* TASK DETAILS
Write a continuation of the article on how Biden will win women voters, beginning right after its final sentence about Trump's legal troubles and his position on abortion.

* TEXT
——

How Biden will win women

US

“Women put Joe in the White House four years ago,” Jill Biden argued recently, “and women will do it again.” Her first statement is undeniably true. The second remains to be seen. But if Jill’s husband, Joe, does win a second term, women will be the reason.

In the latest New York Times/Siena poll, Donald Trump leads Biden by 1 point, 46% to 45%. But the gender gap is huge, with Biden beating Trump by 16 points — 53% to 37% — among women, while Trump holds a 20-point lead among men. These figures closely resemble the outcome in 2020, when women gave Biden a 15-point advantage, according to exit polls.

Gender is only one factor among many in shaping each voter’s decision. Plenty of women are deeply upset with Biden over issues like inflation and immigration. But this election, like the last two, will be very close, and most voters are already locked into their preferences.

So, a shift of a few votes in a few states could make a major difference. And two issues have emerged that could provide Democrats the leverage they need to attract marginal female voters: Trump’s legal troubles and his position on abortion.

——

* Dataset entries
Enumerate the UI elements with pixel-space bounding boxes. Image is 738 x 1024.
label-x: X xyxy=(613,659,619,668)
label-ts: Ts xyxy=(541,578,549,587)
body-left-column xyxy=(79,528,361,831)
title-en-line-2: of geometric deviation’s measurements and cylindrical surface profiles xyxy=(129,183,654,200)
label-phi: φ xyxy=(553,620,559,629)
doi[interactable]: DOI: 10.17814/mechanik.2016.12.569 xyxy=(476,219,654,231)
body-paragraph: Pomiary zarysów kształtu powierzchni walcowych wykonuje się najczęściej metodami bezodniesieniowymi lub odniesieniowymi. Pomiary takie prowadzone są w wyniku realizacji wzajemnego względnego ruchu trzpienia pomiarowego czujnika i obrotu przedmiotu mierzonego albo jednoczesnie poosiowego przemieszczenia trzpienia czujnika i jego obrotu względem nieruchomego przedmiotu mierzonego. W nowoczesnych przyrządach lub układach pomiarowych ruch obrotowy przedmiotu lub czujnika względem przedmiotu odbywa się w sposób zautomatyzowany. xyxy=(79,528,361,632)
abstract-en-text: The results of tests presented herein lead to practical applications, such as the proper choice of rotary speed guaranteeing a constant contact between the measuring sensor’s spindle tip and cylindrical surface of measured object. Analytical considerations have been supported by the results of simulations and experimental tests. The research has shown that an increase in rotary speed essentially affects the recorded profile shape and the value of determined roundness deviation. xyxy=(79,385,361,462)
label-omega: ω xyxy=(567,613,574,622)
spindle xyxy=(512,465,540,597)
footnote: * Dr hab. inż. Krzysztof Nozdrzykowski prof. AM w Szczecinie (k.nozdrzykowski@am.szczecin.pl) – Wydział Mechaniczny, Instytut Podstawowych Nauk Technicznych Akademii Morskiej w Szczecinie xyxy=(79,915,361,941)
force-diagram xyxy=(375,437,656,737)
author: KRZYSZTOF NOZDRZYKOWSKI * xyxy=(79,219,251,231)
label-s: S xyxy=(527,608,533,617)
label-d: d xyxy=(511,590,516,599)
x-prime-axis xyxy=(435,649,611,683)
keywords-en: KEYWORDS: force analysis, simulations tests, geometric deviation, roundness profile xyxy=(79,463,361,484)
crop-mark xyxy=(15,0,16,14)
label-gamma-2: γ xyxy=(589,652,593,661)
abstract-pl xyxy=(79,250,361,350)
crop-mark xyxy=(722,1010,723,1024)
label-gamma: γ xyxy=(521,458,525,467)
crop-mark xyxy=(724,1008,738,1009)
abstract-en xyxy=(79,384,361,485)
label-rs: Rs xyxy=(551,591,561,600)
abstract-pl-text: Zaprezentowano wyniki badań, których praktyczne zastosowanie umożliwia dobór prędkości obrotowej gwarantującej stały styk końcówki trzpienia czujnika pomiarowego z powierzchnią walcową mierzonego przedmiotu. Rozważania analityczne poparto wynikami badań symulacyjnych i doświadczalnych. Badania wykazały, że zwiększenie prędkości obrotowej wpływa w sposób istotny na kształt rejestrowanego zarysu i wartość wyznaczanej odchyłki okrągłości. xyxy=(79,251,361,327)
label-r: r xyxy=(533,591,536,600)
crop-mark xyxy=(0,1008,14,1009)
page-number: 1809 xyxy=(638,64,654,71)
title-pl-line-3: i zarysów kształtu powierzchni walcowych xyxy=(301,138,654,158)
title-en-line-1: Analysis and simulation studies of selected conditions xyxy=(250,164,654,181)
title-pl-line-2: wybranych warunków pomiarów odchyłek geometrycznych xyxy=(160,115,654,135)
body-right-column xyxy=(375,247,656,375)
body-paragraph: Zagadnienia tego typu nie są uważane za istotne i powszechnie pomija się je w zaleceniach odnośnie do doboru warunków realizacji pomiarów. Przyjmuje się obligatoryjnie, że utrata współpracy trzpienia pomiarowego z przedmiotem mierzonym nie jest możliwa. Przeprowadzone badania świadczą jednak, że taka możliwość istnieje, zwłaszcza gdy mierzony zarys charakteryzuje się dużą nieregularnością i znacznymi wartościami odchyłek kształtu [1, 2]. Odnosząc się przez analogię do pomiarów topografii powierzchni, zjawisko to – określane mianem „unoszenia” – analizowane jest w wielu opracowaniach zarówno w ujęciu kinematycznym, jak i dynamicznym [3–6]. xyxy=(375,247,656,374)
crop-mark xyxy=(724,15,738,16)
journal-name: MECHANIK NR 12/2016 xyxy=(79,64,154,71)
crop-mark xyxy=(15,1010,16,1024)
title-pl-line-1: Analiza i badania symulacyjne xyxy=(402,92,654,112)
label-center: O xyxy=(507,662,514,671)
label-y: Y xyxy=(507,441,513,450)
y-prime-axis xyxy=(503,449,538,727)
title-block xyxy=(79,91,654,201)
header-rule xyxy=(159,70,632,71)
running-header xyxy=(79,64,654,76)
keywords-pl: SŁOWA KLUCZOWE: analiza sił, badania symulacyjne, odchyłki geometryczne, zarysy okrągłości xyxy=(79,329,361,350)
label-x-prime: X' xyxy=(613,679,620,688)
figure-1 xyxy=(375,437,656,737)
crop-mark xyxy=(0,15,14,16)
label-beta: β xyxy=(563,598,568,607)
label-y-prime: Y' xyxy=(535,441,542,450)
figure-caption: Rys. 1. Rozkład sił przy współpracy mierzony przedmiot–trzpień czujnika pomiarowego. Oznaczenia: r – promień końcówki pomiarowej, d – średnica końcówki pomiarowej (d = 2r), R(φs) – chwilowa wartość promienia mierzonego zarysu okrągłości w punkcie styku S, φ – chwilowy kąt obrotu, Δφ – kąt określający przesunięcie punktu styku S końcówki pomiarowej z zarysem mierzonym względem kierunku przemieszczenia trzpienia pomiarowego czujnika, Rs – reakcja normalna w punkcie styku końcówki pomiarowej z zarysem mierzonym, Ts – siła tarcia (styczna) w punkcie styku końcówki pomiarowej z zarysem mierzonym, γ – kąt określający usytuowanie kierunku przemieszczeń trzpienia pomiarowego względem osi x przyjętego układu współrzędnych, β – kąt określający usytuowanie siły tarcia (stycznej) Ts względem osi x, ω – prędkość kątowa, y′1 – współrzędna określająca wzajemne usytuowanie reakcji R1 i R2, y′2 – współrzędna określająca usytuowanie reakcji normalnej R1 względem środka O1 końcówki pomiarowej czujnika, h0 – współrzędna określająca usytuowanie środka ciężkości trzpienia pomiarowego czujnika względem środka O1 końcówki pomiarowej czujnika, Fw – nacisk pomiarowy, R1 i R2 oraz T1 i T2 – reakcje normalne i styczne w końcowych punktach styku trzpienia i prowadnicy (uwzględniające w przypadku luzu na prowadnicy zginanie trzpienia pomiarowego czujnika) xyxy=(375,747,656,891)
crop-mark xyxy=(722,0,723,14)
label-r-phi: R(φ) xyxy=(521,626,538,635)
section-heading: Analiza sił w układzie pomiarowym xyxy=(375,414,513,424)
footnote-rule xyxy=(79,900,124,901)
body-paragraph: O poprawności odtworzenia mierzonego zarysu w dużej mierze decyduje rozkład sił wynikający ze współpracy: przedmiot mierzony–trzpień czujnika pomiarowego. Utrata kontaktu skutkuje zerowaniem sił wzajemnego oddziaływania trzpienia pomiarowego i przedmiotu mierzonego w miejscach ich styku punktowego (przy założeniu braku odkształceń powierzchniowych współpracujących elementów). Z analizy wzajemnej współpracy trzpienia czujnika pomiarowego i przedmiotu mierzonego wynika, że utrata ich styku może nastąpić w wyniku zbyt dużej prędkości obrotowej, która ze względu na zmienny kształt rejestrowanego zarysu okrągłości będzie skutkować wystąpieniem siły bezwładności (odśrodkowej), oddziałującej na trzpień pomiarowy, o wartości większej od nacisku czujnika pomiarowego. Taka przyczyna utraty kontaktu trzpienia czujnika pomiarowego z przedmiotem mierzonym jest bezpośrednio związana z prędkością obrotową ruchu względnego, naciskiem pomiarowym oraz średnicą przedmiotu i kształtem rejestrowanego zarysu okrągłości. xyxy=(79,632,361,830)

——

* OUTPUT OF THE EXERCISE
That legal jeopardy was spotlighted this week as the first of four criminal cases against the ex-president went to trial in New York. Most lawyers, including Democrats, consider it the weakest of the four allegations: that Trump falsified business records to cover up a brief fling with a porn star.

But a shaky legal case can still have a damaging political impact, especially with women. When polled, 40% of them called the charges against Trump “very serious” (compared to 20% of men), and another 30% deemed them “somewhat serious.”

Remember, too, that Nikki Haley wounded Trump during the GOP primaries by repeatedly denouncing the “chaos” that seems to follow him everywhere, and a well-publicized trial that drags up Trump’s tawdry treatment of women is not going to help his reputation. In the Times survey, 68% of women said that Trump lacks “the personality and temperament to be an effective president.” Almost the same number called him a “risky” choice and said he does not respect women.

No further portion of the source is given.